Goal =
Each entry that follows must be output without any deviation.

Records supplied =
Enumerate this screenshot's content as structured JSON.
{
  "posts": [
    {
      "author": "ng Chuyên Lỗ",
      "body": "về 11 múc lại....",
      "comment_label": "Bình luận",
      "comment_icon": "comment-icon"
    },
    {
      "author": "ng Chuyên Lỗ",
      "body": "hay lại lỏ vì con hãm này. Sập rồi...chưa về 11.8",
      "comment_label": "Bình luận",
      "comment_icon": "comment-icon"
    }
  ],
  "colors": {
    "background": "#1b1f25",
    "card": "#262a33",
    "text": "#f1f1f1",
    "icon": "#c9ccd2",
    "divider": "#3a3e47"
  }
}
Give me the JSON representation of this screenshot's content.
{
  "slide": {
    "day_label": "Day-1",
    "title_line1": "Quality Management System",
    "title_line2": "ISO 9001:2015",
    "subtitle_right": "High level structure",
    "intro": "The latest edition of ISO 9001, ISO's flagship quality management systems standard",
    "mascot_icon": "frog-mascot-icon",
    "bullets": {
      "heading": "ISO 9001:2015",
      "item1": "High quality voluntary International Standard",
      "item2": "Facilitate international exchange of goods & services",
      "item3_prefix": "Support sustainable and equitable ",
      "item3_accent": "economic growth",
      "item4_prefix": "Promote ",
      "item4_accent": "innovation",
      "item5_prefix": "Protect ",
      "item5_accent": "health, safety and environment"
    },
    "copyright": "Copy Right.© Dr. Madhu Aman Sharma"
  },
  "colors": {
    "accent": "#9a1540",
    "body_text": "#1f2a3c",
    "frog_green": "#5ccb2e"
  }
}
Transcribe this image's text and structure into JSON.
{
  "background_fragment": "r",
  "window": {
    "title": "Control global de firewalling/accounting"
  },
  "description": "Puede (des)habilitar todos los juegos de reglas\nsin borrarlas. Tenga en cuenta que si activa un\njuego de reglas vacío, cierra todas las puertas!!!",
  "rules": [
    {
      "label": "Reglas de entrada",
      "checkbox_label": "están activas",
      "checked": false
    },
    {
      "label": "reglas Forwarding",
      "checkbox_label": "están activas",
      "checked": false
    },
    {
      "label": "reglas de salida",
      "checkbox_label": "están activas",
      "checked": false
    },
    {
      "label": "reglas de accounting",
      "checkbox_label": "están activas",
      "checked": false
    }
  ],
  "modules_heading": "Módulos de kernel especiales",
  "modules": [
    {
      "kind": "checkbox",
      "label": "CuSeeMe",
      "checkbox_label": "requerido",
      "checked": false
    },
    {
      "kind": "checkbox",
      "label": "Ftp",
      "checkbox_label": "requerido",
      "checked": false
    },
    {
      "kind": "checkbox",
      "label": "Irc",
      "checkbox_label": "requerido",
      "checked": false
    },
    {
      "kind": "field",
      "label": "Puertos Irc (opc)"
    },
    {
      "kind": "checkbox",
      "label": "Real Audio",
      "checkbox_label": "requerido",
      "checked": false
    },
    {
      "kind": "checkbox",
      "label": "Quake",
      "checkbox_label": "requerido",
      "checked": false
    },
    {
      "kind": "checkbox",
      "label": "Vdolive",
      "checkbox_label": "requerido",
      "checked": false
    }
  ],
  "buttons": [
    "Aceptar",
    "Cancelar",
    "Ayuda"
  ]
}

Complete output =
Enumerate this screenshot's content as structured JSON.
{
  "posts": [
    {
      "author": "ng Chuyên Lỗ",
      "body": "về 11 múc lại....",
      "comment_label": "Bình luận",
      "comment_icon": "comment-icon"
    },
    {
      "author": "ng Chuyên Lỗ",
      "body": "hay lại lỏ vì con hãm này. Sập rồi...chưa về 11.8",
      "comment_label": "Bình luận",
      "comment_icon": "comment-icon"
    }
  ],
  "colors": {
    "background": "#1b1f25",
    "card": "#262a33",
    "text": "#f1f1f1",
    "icon": "#c9ccd2",
    "divider": "#3a3e47"
  }
}
Give me the JSON representation of this screenshot's content.
{
  "slide": {
    "day_label": "Day-1",
    "title_line1": "Quality Management System",
    "title_line2": "ISO 9001:2015",
    "subtitle_right": "High level structure",
    "intro": "The latest edition of ISO 9001, ISO's flagship quality management systems standard",
    "mascot_icon": "frog-mascot-icon",
    "bullets": {
      "heading": "ISO 9001:2015",
      "item1": "High quality voluntary International Standard",
      "item2": "Facilitate international exchange of goods & services",
      "item3_prefix": "Support sustainable and equitable ",
      "item3_accent": "economic growth",
      "item4_prefix": "Promote ",
      "item4_accent": "innovation",
      "item5_prefix": "Protect ",
      "item5_accent": "health, safety and environment"
    },
    "copyright": "Copy Right.© Dr. Madhu Aman Sharma"
  },
  "colors": {
    "accent": "#9a1540",
    "body_text": "#1f2a3c",
    "frog_green": "#5ccb2e"
  }
}
Transcribe this image's text and structure into JSON.
{
  "background_fragment": "r",
  "window": {
    "title": "Control global de firewalling/accounting"
  },
  "description": "Puede (des)habilitar todos los juegos de reglas\nsin borrarlas. Tenga en cuenta que si activa un\njuego de reglas vacío, cierra todas las puertas!!!",
  "rules": [
    {
      "label": "Reglas de entrada",
      "checkbox_label": "están activas",
      "checked": false
    },
    {
      "label": "reglas Forwarding",
      "checkbox_label": "están activas",
      "checked": false
    },
    {
      "label": "reglas de salida",
      "checkbox_label": "están activas",
      "checked": false
    },
    {
      "label": "reglas de accounting",
      "checkbox_label": "están activas",
      "checked": false
    }
  ],
  "modules_heading": "Módulos de kernel especiales",
  "modules": [
    {
      "kind": "checkbox",
      "label": "CuSeeMe",
      "checkbox_label": "requerido",
      "checked": false
    },
    {
      "kind": "checkbox",
      "label": "Ftp",
      "checkbox_label": "requerido",
      "checked": false
    },
    {
      "kind": "checkbox",
      "label": "Irc",
      "checkbox_label": "requerido",
      "checked": false
    },
    {
      "kind": "field",
      "label": "Puertos Irc (opc)"
    },
    {
      "kind": "checkbox",
      "label": "Real Audio",
      "checkbox_label": "requerido",
      "checked": false
    },
    {
      "kind": "checkbox",
      "label": "Quake",
      "checkbox_label": "requerido",
      "checked": false
    },
    {
      "kind": "checkbox",
      "label": "Vdolive",
      "checkbox_label": "requerido",
      "checked": false
    }
  ],
  "buttons": [
    "Aceptar",
    "Cancelar",
    "Ayuda"
  ]
}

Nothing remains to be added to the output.